● WRITTEN TASK
Collect the lines of the entries where "industry" shows up.

● DATA LISTING
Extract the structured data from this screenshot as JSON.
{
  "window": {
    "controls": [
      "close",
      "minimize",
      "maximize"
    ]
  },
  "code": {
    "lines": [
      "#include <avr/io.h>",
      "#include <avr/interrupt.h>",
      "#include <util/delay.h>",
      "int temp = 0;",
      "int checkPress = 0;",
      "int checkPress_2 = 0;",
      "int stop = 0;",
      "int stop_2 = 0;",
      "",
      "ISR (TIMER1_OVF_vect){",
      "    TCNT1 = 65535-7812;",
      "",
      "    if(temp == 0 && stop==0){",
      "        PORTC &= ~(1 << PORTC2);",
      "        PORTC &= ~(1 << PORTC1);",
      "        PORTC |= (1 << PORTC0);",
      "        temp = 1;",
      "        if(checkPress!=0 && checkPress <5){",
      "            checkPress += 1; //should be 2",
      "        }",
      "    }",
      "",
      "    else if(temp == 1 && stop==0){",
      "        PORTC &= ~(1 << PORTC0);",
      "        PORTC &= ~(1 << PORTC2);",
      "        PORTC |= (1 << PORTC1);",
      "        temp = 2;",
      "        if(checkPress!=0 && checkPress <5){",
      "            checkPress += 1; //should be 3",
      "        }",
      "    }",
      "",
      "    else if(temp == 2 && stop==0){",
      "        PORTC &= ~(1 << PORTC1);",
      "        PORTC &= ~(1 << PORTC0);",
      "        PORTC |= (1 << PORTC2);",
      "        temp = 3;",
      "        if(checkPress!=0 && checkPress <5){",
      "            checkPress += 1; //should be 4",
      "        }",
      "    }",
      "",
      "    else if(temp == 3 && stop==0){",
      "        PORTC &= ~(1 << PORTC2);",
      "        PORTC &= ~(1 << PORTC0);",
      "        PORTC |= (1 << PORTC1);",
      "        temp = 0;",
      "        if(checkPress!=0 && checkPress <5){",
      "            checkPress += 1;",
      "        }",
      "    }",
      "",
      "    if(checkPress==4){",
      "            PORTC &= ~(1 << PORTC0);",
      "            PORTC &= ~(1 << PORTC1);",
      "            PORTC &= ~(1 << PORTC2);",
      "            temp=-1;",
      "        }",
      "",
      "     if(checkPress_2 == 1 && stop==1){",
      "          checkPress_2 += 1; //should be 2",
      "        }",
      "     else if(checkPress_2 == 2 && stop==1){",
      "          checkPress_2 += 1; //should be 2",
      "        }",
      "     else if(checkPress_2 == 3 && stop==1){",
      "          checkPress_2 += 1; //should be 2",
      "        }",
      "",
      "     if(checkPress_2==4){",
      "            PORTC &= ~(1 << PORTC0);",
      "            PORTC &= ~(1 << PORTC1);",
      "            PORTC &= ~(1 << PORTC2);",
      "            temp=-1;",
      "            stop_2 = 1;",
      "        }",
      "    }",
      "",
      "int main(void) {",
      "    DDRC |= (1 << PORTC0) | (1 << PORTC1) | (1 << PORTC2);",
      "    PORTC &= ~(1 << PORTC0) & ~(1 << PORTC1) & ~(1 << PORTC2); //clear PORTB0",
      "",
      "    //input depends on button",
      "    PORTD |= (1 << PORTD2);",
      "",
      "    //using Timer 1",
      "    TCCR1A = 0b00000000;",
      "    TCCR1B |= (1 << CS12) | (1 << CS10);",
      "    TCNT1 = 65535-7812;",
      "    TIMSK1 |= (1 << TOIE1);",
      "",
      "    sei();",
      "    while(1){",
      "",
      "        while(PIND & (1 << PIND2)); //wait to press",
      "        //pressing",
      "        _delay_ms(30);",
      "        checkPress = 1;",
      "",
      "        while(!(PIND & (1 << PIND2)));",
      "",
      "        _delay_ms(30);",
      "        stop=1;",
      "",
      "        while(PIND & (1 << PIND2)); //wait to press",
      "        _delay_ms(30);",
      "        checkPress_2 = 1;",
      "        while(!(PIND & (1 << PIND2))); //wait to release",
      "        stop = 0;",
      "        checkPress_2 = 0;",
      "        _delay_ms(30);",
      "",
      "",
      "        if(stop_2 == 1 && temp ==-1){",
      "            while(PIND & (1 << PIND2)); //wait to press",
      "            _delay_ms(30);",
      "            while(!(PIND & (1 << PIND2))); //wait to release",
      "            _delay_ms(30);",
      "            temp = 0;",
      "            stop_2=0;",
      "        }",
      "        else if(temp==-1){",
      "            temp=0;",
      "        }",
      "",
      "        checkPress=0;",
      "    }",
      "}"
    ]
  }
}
* * *
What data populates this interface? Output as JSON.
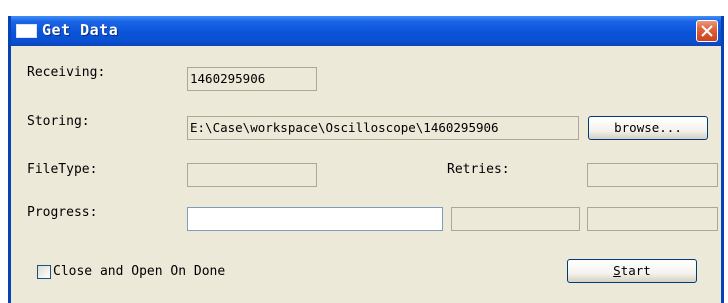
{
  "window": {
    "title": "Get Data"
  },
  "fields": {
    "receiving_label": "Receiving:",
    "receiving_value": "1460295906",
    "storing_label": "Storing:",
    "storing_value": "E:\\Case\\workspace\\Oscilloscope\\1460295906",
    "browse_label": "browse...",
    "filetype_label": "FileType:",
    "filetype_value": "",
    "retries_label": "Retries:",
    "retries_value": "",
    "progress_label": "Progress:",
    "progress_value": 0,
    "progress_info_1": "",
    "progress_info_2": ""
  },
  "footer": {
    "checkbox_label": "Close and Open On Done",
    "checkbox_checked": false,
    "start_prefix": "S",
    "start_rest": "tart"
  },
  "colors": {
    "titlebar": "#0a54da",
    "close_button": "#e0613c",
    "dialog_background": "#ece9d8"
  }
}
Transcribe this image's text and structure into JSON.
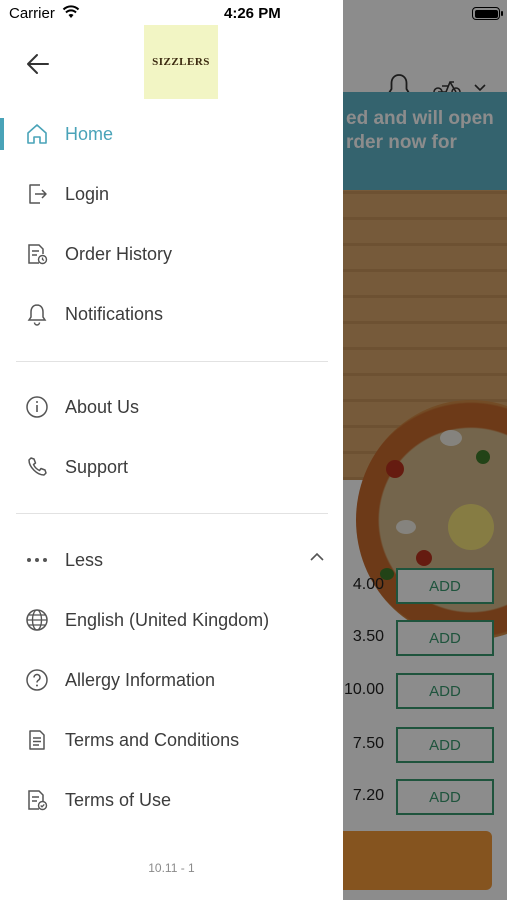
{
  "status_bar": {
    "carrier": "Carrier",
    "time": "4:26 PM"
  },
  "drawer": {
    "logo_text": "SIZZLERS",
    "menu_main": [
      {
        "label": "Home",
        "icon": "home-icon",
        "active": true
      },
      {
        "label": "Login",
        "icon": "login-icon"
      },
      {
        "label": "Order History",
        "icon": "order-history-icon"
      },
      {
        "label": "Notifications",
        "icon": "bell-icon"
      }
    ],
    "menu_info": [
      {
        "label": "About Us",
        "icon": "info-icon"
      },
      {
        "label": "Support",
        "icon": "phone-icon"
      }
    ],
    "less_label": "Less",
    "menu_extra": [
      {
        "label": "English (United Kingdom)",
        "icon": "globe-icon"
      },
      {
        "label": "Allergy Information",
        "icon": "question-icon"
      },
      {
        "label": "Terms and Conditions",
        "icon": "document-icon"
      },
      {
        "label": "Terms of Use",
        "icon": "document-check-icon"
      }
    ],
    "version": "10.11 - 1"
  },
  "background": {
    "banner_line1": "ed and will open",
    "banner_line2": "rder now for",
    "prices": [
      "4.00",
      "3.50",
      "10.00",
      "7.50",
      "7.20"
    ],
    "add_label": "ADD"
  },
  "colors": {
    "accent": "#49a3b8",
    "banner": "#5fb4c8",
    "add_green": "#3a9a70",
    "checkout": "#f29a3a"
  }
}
==
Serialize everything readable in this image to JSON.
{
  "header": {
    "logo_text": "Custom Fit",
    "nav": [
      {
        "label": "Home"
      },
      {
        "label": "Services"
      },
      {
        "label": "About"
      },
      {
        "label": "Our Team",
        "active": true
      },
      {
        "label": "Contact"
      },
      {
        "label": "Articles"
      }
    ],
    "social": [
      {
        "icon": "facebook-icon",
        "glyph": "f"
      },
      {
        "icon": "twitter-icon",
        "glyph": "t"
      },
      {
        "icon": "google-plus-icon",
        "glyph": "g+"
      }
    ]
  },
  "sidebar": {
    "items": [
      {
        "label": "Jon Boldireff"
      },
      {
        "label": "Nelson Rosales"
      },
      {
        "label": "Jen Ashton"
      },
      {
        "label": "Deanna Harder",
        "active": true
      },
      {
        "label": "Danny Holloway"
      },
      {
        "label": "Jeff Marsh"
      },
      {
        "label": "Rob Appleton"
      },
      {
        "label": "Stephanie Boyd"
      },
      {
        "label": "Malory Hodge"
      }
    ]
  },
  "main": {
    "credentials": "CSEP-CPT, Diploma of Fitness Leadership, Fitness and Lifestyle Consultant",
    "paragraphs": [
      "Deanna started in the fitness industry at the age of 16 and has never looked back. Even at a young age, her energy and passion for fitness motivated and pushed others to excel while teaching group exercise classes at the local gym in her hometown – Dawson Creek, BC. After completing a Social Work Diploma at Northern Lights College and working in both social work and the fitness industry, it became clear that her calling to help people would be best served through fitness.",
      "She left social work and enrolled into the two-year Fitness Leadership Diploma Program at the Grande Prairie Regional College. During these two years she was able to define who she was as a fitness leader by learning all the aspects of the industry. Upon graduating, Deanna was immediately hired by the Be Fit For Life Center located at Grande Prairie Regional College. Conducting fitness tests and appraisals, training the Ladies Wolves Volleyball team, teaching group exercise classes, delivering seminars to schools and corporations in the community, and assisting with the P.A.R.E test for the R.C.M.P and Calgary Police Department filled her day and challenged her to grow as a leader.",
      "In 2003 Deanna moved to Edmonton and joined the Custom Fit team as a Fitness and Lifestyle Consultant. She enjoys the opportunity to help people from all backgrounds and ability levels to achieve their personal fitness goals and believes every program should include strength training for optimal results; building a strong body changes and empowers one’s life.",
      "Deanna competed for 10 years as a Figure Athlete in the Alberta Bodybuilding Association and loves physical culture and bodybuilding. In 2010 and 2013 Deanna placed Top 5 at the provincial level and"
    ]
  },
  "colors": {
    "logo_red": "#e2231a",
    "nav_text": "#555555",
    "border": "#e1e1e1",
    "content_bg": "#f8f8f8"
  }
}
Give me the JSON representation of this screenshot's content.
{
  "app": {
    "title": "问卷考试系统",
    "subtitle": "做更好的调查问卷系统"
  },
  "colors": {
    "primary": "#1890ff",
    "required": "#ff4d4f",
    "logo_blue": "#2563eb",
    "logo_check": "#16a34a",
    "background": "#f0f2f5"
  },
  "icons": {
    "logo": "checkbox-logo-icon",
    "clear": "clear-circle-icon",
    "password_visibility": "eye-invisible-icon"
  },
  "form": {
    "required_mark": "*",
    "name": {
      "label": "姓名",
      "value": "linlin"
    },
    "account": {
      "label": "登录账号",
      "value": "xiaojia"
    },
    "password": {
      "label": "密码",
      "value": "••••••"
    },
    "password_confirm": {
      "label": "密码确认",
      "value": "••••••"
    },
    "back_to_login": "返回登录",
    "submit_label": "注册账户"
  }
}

● WRITTEN SOLUTION
      "Deanna started in the fitness industry at the age of 16 and has never looked back. Even at a young age, her energy and passion for fitness motivated and pushed others to excel while teaching group exercise classes at the local gym in her hometown – Dawson Creek, BC. After completing a Social Work Diploma at Northern Lights College and working in both social work and the fitness industry, it became clear that her calling to help people would be best served through fitness.",
      "She left social work and enrolled into the two-year Fitness Leadership Diploma Program at the Grande Prairie Regional College. During these two years she was able to define who she was as a fitness leader by learning all the aspects of the industry. Upon graduating, Deanna was immediately hired by the Be Fit For Life Center located at Grande Prairie Regional College. Conducting fitness tests and appraisals, training the Ladies Wolves Volleyball team, teaching group exercise classes, delivering seminars to schools and corporations in the community, and assisting with the P.A.R.E test for the R.C.M.P and Calgary Police Department filled her day and challenged her to grow as a leader.",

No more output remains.